(Excerpts from a dataset)
────────

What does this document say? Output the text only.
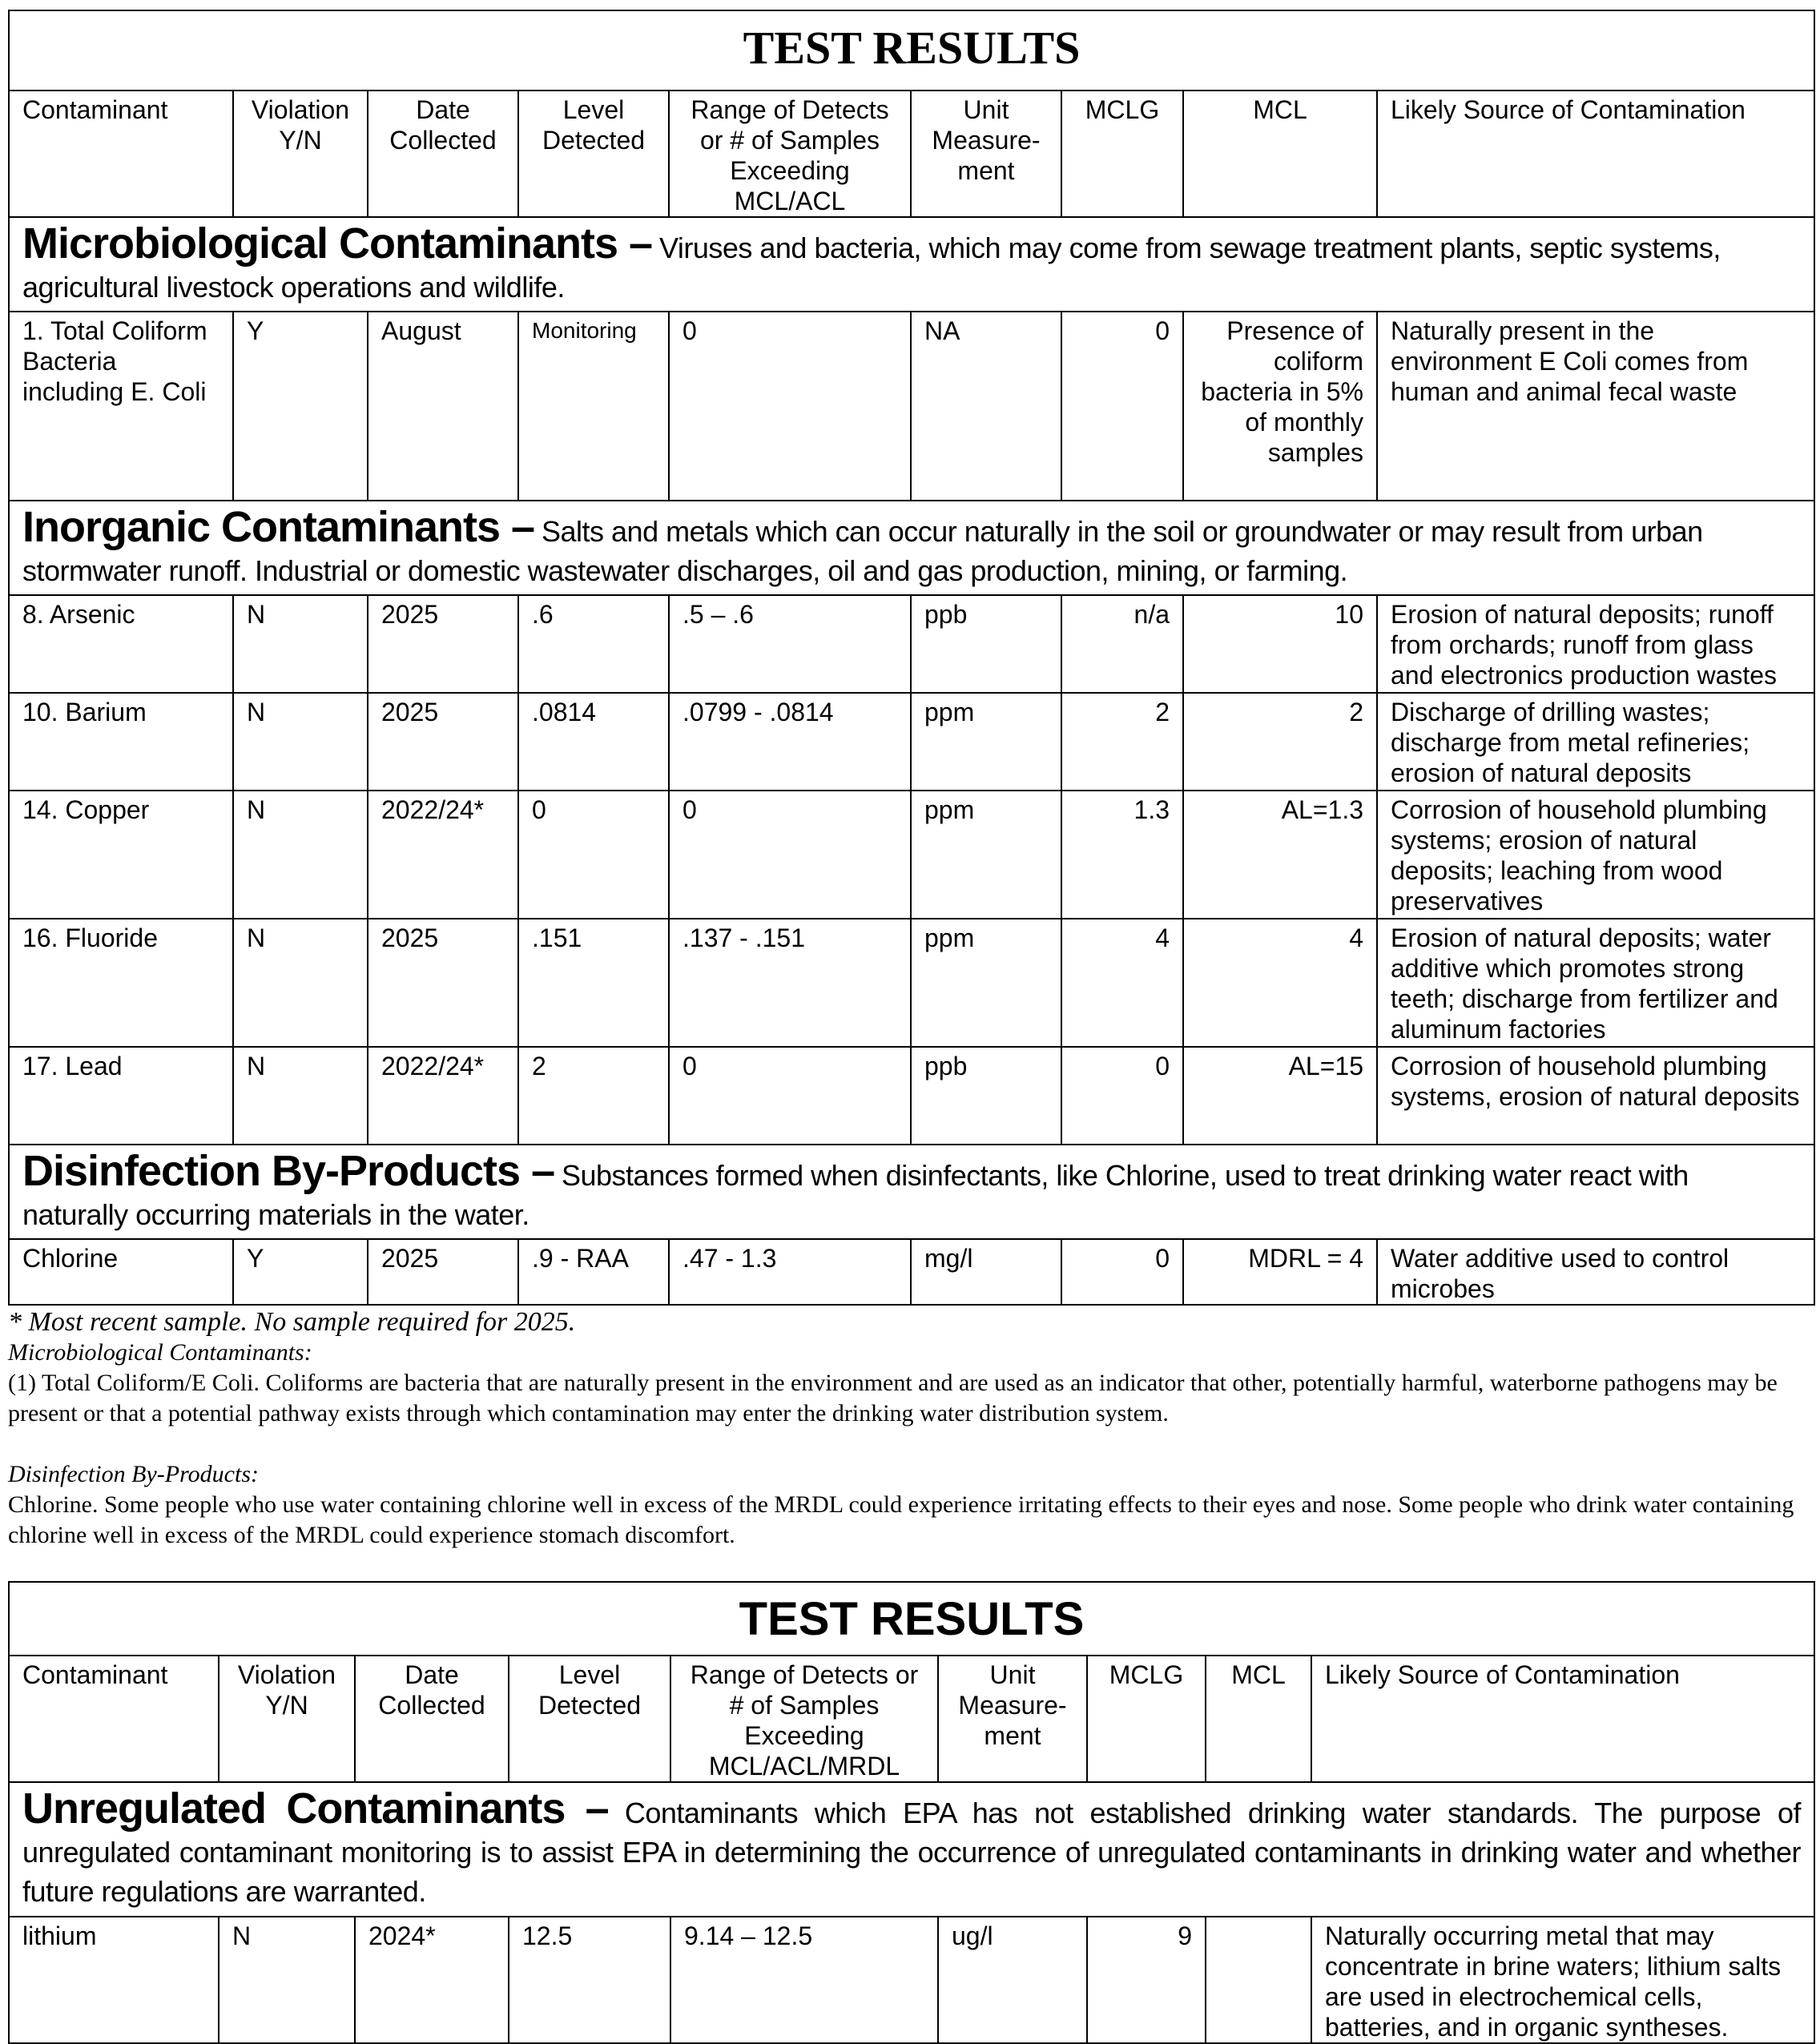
TEST RESULTS								
Contaminant	Violation Y/N	Date Collected	Level Detected	Range of Detects or # of Samples Exceeding MCL/ACL	Unit Measure-ment	MCLG	MCL	Likely Source of Contamination
Microbiological Contaminants – Viruses and bacteria, which may come from sewage treatment plants, septic systems, agricultural livestock operations and wildlife.								
1. Total Coliform Bacteria including E. Coli	Y	August	Monitoring	0	NA	0	Presence of coliform bacteria in 5% of monthly samples	Naturally present in the environment E Coli comes from human and animal fecal waste
Inorganic Contaminants – Salts and metals which can occur naturally in the soil or groundwater or may result from urban stormwater runoff. Industrial or domestic wastewater discharges, oil and gas production, mining, or farming.								
8. Arsenic	N	2025	.6	.5 – .6	ppb	n/a	10	Erosion of natural deposits; runoff from orchards; runoff from glass and electronics production wastes
10. Barium	N	2025	.0814	.0799 - .0814	ppm	2	2	Discharge of drilling wastes; discharge from metal refineries; erosion of natural deposits
14. Copper	N	2022/24*	0	0	ppm	1.3	AL=1.3	Corrosion of household plumbing systems; erosion of natural deposits; leaching from wood preservatives
16. Fluoride	N	2025	.151	.137 - .151	ppm	4	4	Erosion of natural deposits; water additive which promotes strong teeth; discharge from fertilizer and aluminum factories
17. Lead	N	2022/24*	2	0	ppb	0	AL=15	Corrosion of household plumbing systems, erosion of natural deposits
Disinfection By-Products – Substances formed when disinfectants, like Chlorine, used to treat drinking water react with naturally occurring materials in the water.								
Chlorine	Y	2025	.9 - RAA	.47 - 1.3	mg/l	0	MDRL = 4	Water additive used to control microbes

* Most recent sample. No sample required for 2025.

Microbiological Contaminants:

(1) Total Coliform/E Coli. Coliforms are bacteria that are naturally present in the environment and are used as an indicator that other, potentially harmful, waterborne pathogens may be present or that a potential pathway exists through which contamination may enter the drinking water distribution system.

Disinfection By-Products:

Chlorine. Some people who use water containing chlorine well in excess of the MRDL could experience irritating effects to their eyes and nose. Some people who drink water containing chlorine well in excess of the MRDL could experience stomach discomfort.

TEST RESULTS								
Contaminant	Violation Y/N	Date Collected	Level Detected	Range of Detects or # of Samples Exceeding MCL/ACL/MRDL	Unit Measure-ment	MCLG	MCL	Likely Source of Contamination
Unregulated Contaminants – Contaminants which EPA has not established drinking water standards. The purpose of unregulated contaminant monitoring is to assist EPA in determining the occurrence of unregulated contaminants in drinking water and whether future regulations are warranted.								
lithium	N	2024*	12.5	9.14 – 12.5	ug/l	9		Naturally occurring metal that may concentrate in brine waters; lithium salts are used in electrochemical cells, batteries, and in organic syntheses.
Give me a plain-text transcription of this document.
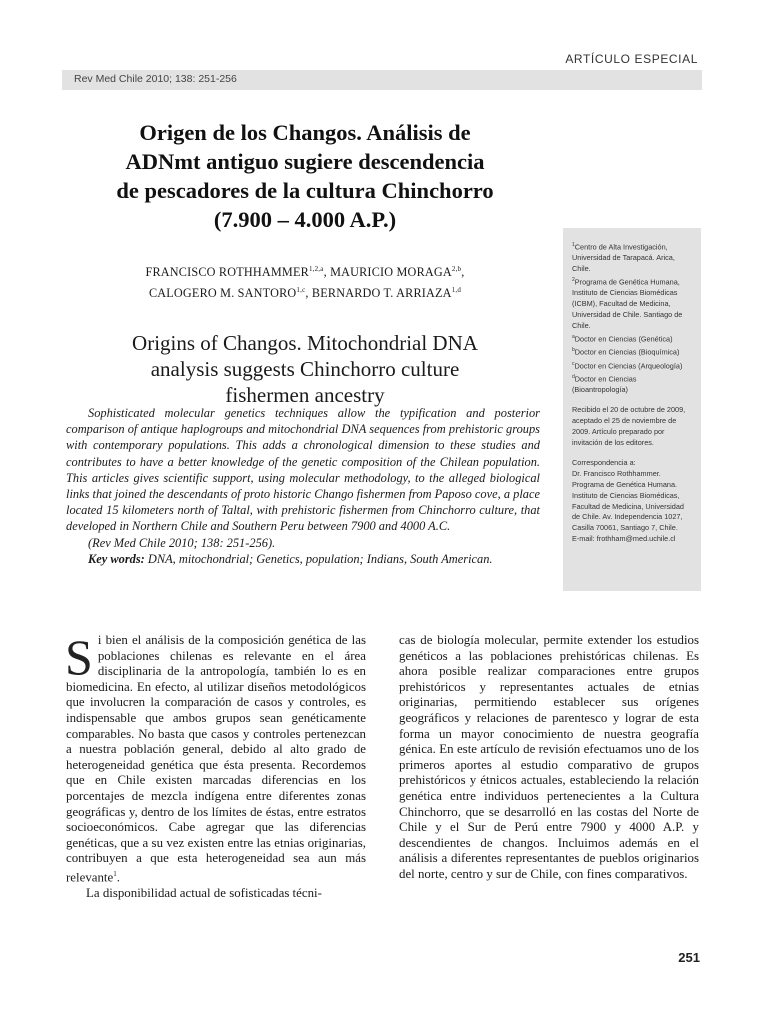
ARTÍCULO ESPECIAL
Rev Med Chile 2010; 138: 251-256
Origen de los Changos. Análisis de
ADNmt antiguo sugiere descendencia
de pescadores de la cultura Chinchorro
(7.900 – 4.000 A.P.)

FRANCISCO ROTHHAMMER$^{1,2,a}$, MAURICIO MORAGA$^{2,b}$,
CALOGERO M. SANTORO$^{1,c}$, BERNARDO T. ARRIAZA$^{1,d}$

Origins of Changos. Mitochondrial DNA
analysis suggests Chinchorro culture
fishermen ancestry

Sophisticated molecular genetics techniques allow the typification and posterior comparison of antique haplogroups and mitochondrial DNA sequences from prehistoric groups with contemporary populations. This adds a chronological dimension to these studies and contributes to have a better knowledge of the genetic composition of the Chilean population. This articles gives scientific support, using molecular methodology, to the alleged biological links that joined the descendants of proto historic Chango fishermen from Paposo cove, a place located 15 kilometers north of Taltal, with prehistoric fishermen from Chinchorro culture, that developed in Northern Chile and Southern Peru between 7900 and 4000 A.C.

(Rev Med Chile 2010; 138: 251-256).

Key words: DNA, mitochondrial; Genetics, population; Indians, South American.

$^1$Centro de Alta Investigación, Universidad de Tarapacá. Arica, Chile.

$^2$Programa de Genética Humana, Instituto de Ciencias Biomédicas (ICBM), Facultad de Medicina, Universidad de Chile. Santiago de Chile.

$^a$Doctor en Ciencias (Genética)

$^b$Doctor en Ciencias (Bioquímica)

$^c$Doctor en Ciencias (Arqueología)

$^d$Doctor en Ciencias (Bioantropología)

Recibido el 20 de octubre de 2009, aceptado el 25 de noviembre de 2009. Artículo preparado por invitación de los editores.

Correspondencia a:

Dr. Francisco Rothhammer. Programa de Genética Humana. Instituto de Ciencias Biomédicas, Facultad de Medicina, Universidad de Chile. Av. Independencia 1027, Casilla 70061, Santiago 7, Chile.

E-mail: frothham@med.uchile.cl

Si bien el análisis de la composición genética de las poblaciones chilenas es relevante en el área disciplinaria de la antropología, también lo es en biomedicina. En efecto, al utilizar diseños metodológicos que involucren la comparación de casos y controles, es indispensable que ambos grupos sean genéticamente comparables. No basta que casos y controles pertenezcan a nuestra población general, debido al alto grado de heterogeneidad genética que ésta presenta. Recordemos que en Chile existen marcadas diferencias en los porcentajes de mezcla indígena entre diferentes zonas geográficas y, dentro de los límites de éstas, entre estratos socioeconómicos. Cabe agregar que las diferencias genéticas, que a su vez existen entre las etnias originarias, contribuyen a que esta heterogeneidad sea aun más relevante$^1$.

La disponibilidad actual de sofisticadas técni-

cas de biología molecular, permite extender los estudios genéticos a las poblaciones prehistóricas chilenas. Es ahora posible realizar comparaciones entre grupos prehistóricos y representantes actuales de etnias originarias, permitiendo establecer sus orígenes geográficos y relaciones de parentesco y lograr de esta forma un mayor conocimiento de nuestra geografía génica. En este artículo de revisión efectuamos uno de los primeros aportes al estudio comparativo de grupos prehistóricos y étnicos actuales, estableciendo la relación genética entre individuos pertenecientes a la Cultura Chinchorro, que se desarrolló en las costas del Norte de Chile y el Sur de Perú entre 7900 y 4000 A.P. y descendientes de changos. Incluimos además en el análisis a diferentes representantes de pueblos originarios del norte, centro y sur de Chile, con fines comparativos.

251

────────

WHAT YOU SHOULD DO:
Working through the records above, copy each line in which "wastes" is found.

TASK RESPONSE:
8. Arsenic	N	2025	.6	.5 – .6	ppb	n/a	10	Erosion of natural deposits; runoff from orchards; runoff from glass and electronics production wastes
10. Barium	N	2025	.0814	.0799 - .0814	ppm	2	2	Discharge of drilling wastes; discharge from metal refineries; erosion of natural deposits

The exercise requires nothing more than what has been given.